(Dataset entries)
+===+

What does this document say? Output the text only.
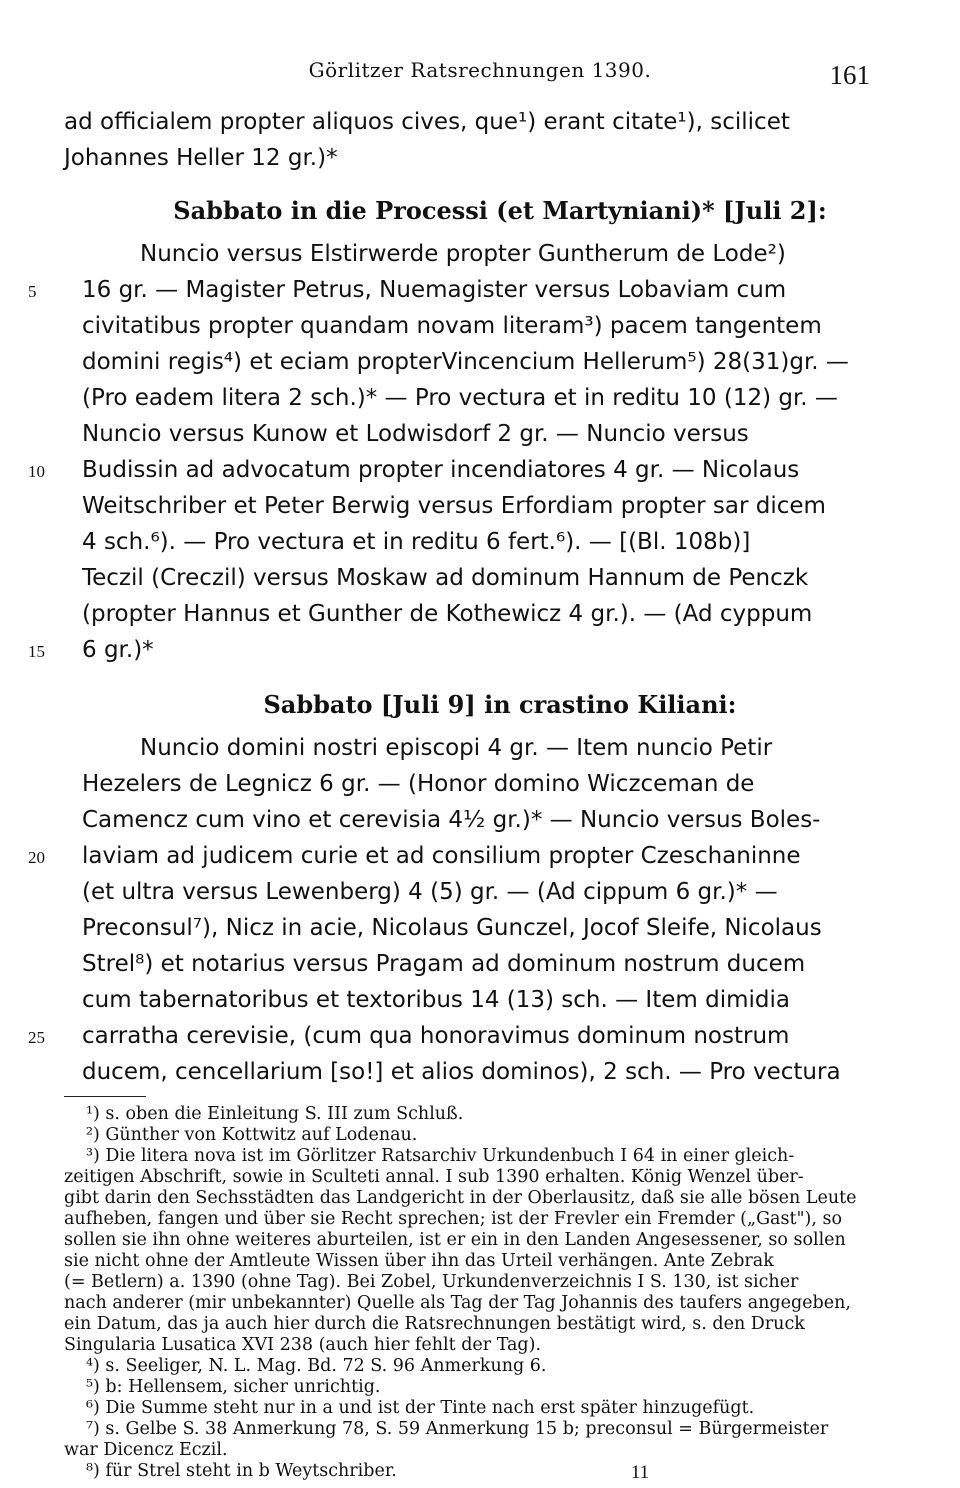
Görlitzer Ratsrechnungen 1390.	161
ad officialem propter aliquos cives, que¹) erant citate¹), scilicet
Johannes Heller 12 gr.)*
Sabbato in die Processi (et Martyniani)* [Juli 2]:
Nuncio versus Elstirwerde propter Guntherum de Lode²)
16 gr. — Magister Petrus, Nuemagister versus Lobaviam cum
civitatibus propter quandam novam literam³) pacem tangentem
domini regis⁴) et eciam propterVincencium Hellerum⁵) 28(31)gr. —
(Pro eadem litera 2 sch.)* — Pro vectura et in reditu 10 (12) gr. —
Nuncio versus Kunow et Lodwisdorf 2 gr. — Nuncio versus
Budissin ad advocatum propter incendiatores 4 gr. — Nicolaus
Weitschriber et Peter Berwig versus Erfordiam propter sar dicem
4 sch.⁶). — Pro vectura et in reditu 6 fert.⁶). — [(Bl. 108b)]
Teczil (Creczil) versus Moskaw ad dominum Hannum de Penczk
(propter Hannus et Gunther de Kothewicz 4 gr.). — (Ad cyppum
6 gr.)*
Sabbato [Juli 9] in crastino Kiliani:
Nuncio domini nostri episcopi 4 gr. — Item nuncio Petir
Hezelers de Legnicz 6 gr. — (Honor domino Wiczceman de
Camencz cum vino et cerevisia 4½ gr.)* — Nuncio versus Boles-
laviam ad judicem curie et ad consilium propter Czeschaninne
(et ultra versus Lewenberg) 4 (5) gr. — (Ad cippum 6 gr.)* —
Preconsul⁷), Nicz in acie, Nicolaus Gunczel, Jocof Sleife, Nicolaus
Strel⁸) et notarius versus Pragam ad dominum nostrum ducem
cum tabernatoribus et textoribus 14 (13) sch. — Item dimidia
carratha cerevisie, (cum qua honoravimus dominum nostrum
ducem, cencellarium [so!] et alios dominos), 2 sch. — Pro vectura
5
10
15
20
25
¹) s. oben die Einleitung S. III zum Schluß.
²) Günther von Kottwitz auf Lodenau.
³) Die litera nova ist im Görlitzer Ratsarchiv Urkundenbuch I 64 in einer gleich-
zeitigen Abschrift, sowie in Sculteti annal. I sub 1390 erhalten. König Wenzel über-
gibt darin den Sechsstädten das Landgericht in der Oberlausitz, daß sie alle bösen Leute
aufheben, fangen und über sie Recht sprechen; ist der Frevler ein Fremder („Gast"), so
sollen sie ihn ohne weiteres aburteilen, ist er ein in den Landen Angesessener, so sollen
sie nicht ohne der Amtleute Wissen über ihn das Urteil verhängen. Ante Zebrak
(= Betlern) a. 1390 (ohne Tag). Bei Zobel, Urkundenverzeichnis I S. 130, ist sicher
nach anderer (mir unbekannter) Quelle als Tag der Tag Johannis des taufers angegeben,
ein Datum, das ja auch hier durch die Ratsrechnungen bestätigt wird, s. den Druck
Singularia Lusatica XVI 238 (auch hier fehlt der Tag).
⁴) s. Seeliger, N. L. Mag. Bd. 72 S. 96 Anmerkung 6.
⁵) b: Hellensem, sicher unrichtig.
⁶) Die Summe steht nur in a und ist der Tinte nach erst später hinzugefügt.
⁷) s. Gelbe S. 38 Anmerkung 78, S. 59 Anmerkung 15 b; preconsul = Bürgermeister
war Dicencz Eczil.
⁸) für Strel steht in b Weytschriber.	11
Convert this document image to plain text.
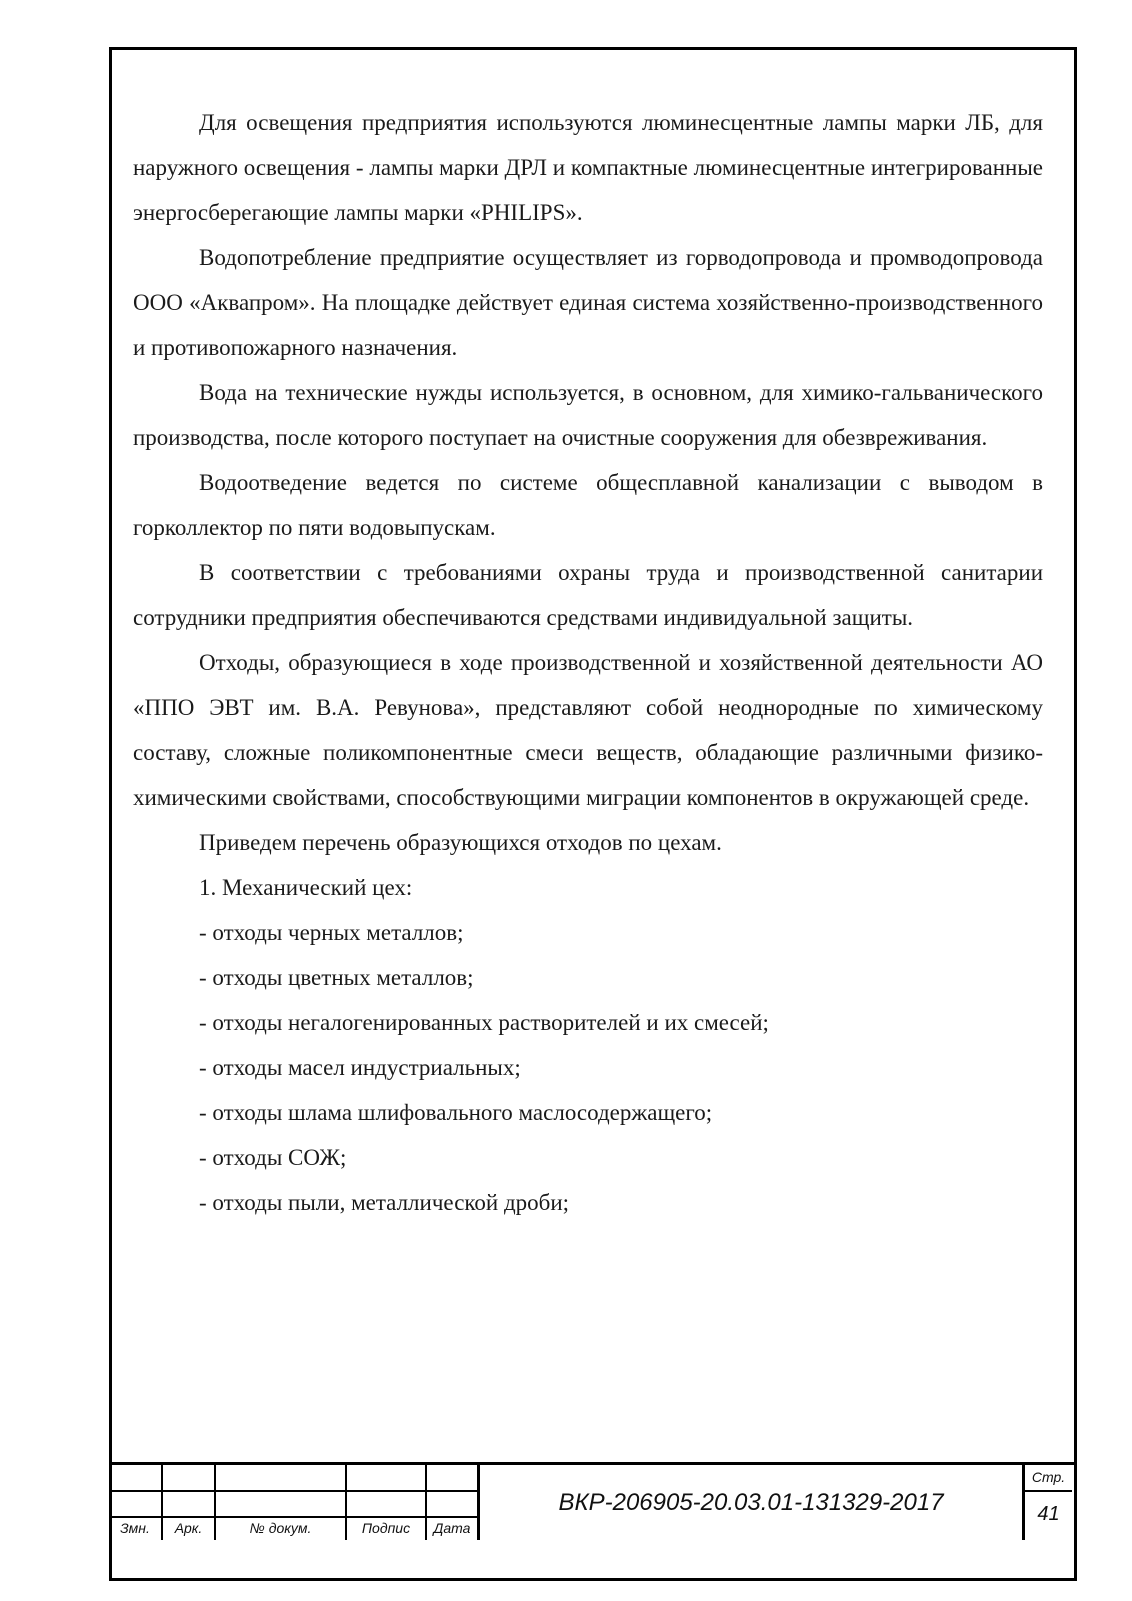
Для освещения предприятия используются люминесцентные лампы марки ЛБ, для наружного освещения - лампы марки ДРЛ и компактные люминесцентные интегрированные энергосберегающие лампы марки «PHILIPS».

Водопотребление предприятие осуществляет из горводопровода и промводопровода ООО «Аквапром». На площадке действует единая система хозяйственно-производственного и противопожарного назначения.

Вода на технические нужды используется, в основном, для химико-гальванического производства, после которого поступает на очистные сооружения для обезвреживания.

Водоотведение ведется по системе общесплавной канализации с выводом в горколлектор по пяти водовыпускам.

В соответствии с требованиями охраны труда и производственной санитарии сотрудники предприятия обеспечиваются средствами индивидуальной защиты.

Отходы, образующиеся в ходе производственной и хозяйственной деятельности АО «ППО ЭВТ им. В.А. Ревунова», представляют собой неоднородные по химическому составу, сложные поликомпонентные смеси веществ, обладающие различными физико-химическими свойствами, способствующими миграции компонентов в окружающей среде.

Приведем перечень образующихся отходов по цехам.

1. Механический цех:

- отходы черных металлов;

- отходы цветных металлов;

- отходы негалогенированных растворителей и их смесей;

- отходы масел индустриальных;

- отходы шлама шлифовального маслосодержащего;

- отходы СОЖ;

- отходы пыли, металлической дроби;

Змн.	Арк.	№ докум.	Подпис	Дата
ВКР-206905-20.03.01-131329-2017
Стр.
41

+===+

**Directive:** The word "steht" may appear on some lines. Report how many lines hold it, giving the number alone.

**Task result:** 2